** Aim of the task **
Pick every line with "marker" from the material below.
───── Listed records
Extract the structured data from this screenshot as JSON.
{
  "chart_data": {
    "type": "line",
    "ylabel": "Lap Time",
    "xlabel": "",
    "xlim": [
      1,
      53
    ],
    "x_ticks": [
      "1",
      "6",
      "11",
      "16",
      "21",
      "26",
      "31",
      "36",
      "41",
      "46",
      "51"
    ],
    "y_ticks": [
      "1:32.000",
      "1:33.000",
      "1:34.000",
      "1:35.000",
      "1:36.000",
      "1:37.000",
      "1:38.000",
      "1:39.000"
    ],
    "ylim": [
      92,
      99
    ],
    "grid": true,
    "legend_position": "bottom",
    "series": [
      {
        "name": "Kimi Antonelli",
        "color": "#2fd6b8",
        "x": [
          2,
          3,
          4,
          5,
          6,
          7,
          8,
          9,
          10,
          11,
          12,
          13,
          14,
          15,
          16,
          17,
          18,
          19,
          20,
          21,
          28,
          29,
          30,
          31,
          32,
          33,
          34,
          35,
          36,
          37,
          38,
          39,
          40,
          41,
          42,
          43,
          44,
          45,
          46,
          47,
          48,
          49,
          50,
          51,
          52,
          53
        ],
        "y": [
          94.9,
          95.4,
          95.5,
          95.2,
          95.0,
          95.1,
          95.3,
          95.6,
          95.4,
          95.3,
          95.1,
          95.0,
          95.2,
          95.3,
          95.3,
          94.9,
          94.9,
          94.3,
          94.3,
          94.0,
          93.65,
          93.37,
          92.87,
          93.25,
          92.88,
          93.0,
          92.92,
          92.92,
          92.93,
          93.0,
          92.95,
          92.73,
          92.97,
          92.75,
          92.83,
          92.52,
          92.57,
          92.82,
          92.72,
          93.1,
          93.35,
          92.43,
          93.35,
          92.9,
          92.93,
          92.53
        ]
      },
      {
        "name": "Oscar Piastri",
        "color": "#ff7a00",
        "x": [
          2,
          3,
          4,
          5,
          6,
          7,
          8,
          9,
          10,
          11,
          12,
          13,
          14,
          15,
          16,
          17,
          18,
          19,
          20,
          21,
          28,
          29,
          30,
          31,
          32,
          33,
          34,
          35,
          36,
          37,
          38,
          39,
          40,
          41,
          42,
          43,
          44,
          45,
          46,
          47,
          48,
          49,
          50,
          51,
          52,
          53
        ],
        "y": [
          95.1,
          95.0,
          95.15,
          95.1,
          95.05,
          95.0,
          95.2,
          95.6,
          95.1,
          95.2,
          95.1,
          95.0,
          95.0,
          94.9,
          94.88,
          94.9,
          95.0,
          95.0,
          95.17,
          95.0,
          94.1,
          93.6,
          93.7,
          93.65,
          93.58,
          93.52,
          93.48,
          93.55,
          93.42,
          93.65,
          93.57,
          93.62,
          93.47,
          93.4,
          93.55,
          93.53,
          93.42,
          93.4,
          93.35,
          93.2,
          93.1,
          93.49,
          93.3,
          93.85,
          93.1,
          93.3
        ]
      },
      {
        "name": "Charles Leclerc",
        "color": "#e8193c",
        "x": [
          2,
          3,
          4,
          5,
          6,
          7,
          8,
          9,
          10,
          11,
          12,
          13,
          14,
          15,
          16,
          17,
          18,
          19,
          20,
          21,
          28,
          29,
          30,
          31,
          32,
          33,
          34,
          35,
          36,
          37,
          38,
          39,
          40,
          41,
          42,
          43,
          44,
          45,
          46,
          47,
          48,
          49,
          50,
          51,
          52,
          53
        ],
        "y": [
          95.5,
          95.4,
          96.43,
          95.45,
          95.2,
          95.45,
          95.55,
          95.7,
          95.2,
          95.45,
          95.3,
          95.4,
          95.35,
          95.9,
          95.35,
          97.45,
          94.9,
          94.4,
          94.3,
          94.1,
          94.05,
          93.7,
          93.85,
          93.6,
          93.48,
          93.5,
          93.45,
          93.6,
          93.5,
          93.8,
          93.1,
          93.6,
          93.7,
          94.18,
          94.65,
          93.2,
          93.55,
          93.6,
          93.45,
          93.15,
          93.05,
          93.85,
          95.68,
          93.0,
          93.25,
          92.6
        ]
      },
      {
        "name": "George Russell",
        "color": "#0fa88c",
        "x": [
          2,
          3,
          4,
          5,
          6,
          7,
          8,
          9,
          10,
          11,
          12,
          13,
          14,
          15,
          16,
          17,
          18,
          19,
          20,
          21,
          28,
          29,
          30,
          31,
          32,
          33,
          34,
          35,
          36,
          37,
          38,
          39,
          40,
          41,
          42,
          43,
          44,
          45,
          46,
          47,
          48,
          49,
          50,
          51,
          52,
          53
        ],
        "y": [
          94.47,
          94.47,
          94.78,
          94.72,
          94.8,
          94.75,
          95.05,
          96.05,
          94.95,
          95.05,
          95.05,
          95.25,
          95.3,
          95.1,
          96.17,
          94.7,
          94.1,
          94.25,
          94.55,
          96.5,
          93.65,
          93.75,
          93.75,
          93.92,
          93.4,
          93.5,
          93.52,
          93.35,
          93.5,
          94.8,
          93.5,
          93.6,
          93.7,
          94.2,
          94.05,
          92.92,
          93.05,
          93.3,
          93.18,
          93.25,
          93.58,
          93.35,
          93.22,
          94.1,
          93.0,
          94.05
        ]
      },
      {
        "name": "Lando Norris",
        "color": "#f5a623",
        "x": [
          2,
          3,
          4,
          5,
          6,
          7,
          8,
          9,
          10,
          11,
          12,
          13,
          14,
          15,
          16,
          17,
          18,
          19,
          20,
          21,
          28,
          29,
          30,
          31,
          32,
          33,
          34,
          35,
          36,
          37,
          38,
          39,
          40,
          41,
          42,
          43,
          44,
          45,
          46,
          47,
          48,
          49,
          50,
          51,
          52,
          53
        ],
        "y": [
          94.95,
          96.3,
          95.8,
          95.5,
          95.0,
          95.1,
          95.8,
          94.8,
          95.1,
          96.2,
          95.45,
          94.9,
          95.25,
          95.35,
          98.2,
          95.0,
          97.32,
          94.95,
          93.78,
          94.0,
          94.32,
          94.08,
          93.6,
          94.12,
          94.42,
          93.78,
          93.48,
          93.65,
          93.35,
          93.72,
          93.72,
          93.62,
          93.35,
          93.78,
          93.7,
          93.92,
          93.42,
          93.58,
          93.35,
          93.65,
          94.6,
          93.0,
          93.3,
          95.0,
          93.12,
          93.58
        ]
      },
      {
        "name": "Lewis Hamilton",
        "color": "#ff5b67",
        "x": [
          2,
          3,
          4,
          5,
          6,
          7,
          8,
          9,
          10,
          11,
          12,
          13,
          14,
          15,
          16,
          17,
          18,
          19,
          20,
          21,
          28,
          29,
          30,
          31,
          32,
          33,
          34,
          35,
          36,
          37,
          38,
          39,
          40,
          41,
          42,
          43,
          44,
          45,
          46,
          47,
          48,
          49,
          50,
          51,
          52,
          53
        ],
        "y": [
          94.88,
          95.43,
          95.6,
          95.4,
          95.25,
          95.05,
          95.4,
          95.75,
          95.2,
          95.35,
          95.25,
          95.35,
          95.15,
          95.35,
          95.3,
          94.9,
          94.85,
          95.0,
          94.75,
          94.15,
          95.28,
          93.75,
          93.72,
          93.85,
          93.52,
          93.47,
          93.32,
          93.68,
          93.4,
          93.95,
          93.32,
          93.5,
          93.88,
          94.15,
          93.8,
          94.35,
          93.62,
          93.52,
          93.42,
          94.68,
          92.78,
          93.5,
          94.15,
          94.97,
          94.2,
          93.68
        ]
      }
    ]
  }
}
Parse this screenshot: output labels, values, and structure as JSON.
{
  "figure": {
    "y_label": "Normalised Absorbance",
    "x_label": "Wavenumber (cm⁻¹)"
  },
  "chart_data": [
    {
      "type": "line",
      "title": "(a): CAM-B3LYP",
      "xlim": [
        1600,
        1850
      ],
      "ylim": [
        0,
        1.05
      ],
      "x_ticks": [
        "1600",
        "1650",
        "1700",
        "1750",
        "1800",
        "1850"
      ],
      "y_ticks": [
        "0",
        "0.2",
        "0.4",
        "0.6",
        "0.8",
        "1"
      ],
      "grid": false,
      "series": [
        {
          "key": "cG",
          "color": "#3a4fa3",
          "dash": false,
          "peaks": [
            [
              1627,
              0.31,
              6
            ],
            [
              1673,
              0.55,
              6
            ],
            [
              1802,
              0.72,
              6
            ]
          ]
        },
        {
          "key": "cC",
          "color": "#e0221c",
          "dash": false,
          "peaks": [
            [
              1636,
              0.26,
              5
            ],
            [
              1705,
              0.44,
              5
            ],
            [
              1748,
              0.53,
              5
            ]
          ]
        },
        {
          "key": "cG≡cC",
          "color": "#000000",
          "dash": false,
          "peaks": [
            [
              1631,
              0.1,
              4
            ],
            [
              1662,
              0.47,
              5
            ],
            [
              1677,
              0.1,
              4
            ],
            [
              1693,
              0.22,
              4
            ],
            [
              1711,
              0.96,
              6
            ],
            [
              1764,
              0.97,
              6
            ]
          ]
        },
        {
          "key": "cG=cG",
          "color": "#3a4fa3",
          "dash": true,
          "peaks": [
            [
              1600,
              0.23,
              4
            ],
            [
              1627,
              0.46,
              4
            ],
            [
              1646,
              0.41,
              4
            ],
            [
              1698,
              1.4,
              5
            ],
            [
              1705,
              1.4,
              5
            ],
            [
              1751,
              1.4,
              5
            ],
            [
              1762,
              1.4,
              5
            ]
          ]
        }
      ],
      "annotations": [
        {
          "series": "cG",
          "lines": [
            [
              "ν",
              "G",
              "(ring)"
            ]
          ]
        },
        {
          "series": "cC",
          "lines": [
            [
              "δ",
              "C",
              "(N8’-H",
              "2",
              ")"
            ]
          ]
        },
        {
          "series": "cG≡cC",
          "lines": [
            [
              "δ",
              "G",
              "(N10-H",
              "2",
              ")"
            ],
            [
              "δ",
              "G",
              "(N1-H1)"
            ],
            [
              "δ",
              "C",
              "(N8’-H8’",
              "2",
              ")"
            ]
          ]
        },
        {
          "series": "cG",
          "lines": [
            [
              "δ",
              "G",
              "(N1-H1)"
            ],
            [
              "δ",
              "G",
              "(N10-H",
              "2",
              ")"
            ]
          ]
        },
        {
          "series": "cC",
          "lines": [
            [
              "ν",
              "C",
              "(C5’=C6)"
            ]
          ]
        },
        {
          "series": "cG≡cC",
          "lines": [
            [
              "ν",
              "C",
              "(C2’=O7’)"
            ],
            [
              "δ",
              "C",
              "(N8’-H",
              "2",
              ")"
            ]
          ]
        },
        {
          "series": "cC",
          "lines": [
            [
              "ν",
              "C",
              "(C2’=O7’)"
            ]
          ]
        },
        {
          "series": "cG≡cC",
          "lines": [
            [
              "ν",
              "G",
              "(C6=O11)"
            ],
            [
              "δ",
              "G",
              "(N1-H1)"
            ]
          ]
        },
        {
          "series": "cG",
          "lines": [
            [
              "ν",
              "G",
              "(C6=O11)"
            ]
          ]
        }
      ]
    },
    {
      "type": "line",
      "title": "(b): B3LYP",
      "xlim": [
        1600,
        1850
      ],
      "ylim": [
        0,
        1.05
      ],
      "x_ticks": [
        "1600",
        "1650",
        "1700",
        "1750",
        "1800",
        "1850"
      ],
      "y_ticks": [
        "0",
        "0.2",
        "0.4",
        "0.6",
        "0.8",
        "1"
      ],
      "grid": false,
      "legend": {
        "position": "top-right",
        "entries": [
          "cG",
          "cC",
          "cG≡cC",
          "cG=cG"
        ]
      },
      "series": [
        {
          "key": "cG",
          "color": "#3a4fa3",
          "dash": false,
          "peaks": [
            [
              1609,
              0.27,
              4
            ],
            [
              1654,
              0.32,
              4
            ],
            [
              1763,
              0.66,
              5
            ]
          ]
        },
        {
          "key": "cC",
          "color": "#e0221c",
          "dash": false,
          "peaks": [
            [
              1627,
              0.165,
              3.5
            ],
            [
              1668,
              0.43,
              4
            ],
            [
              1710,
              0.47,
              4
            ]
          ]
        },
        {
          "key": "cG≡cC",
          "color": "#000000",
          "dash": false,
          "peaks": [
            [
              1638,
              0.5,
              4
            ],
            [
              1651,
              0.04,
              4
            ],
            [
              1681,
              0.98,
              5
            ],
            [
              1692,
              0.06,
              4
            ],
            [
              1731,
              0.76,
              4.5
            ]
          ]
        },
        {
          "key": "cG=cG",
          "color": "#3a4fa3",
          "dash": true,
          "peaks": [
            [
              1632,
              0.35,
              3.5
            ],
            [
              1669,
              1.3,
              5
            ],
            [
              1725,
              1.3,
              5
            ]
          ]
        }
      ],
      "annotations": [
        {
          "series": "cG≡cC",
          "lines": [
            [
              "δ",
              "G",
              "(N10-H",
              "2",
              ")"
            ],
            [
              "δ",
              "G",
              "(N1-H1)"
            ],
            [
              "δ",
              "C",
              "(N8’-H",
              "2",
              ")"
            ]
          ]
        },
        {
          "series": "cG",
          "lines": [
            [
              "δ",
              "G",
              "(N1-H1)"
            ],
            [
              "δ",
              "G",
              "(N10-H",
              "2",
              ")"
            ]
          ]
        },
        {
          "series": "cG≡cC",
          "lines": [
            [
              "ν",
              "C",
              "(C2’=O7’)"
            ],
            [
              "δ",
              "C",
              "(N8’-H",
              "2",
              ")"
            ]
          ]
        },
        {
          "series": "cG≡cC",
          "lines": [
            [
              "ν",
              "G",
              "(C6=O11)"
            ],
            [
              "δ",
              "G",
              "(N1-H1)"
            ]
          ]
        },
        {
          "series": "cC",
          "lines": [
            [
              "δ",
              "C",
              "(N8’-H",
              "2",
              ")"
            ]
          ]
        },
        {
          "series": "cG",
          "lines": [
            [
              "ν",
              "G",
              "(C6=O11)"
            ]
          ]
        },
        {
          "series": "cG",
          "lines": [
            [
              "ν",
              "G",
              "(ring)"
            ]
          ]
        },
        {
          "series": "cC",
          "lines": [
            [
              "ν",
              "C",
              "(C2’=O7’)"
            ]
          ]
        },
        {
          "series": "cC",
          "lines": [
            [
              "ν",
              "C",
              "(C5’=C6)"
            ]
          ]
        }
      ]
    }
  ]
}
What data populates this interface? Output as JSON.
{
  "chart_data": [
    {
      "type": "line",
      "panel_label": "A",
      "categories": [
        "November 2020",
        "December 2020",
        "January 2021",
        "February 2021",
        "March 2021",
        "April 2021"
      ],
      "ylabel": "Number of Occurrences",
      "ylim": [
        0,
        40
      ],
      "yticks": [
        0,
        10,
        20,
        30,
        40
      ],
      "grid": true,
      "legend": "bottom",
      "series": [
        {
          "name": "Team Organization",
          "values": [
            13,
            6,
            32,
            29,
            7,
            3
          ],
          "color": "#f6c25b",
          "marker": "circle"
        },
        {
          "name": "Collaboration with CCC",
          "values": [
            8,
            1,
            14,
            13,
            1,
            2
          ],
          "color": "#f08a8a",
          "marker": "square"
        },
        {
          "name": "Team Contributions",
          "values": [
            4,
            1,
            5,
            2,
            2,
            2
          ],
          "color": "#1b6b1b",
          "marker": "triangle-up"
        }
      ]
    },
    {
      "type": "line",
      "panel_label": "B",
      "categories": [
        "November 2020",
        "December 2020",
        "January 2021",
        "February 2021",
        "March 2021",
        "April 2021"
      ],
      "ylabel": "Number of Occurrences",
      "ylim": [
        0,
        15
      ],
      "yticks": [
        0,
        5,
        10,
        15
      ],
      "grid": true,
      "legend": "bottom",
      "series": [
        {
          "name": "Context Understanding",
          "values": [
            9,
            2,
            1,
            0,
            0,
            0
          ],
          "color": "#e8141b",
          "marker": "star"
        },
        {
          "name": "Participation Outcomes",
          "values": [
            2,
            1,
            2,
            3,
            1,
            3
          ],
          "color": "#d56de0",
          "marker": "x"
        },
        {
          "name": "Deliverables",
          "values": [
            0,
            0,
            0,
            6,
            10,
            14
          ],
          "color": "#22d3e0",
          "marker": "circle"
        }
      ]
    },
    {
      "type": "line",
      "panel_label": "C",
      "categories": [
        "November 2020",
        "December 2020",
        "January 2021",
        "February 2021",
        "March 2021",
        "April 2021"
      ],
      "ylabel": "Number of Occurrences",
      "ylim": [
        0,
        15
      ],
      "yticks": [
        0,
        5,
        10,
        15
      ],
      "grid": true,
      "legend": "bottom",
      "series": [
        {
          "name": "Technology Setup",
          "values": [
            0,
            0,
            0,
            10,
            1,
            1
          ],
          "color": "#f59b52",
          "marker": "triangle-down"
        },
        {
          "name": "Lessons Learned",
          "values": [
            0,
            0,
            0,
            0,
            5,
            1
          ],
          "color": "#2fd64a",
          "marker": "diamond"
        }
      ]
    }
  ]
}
──────────
** Answer **
          "marker": "circle"
          "marker": "square"
          "marker": "triangle-up"
          "marker": "star"
          "marker": "x"
          "marker": "circle"
          "marker": "triangle-down"
          "marker": "diamond"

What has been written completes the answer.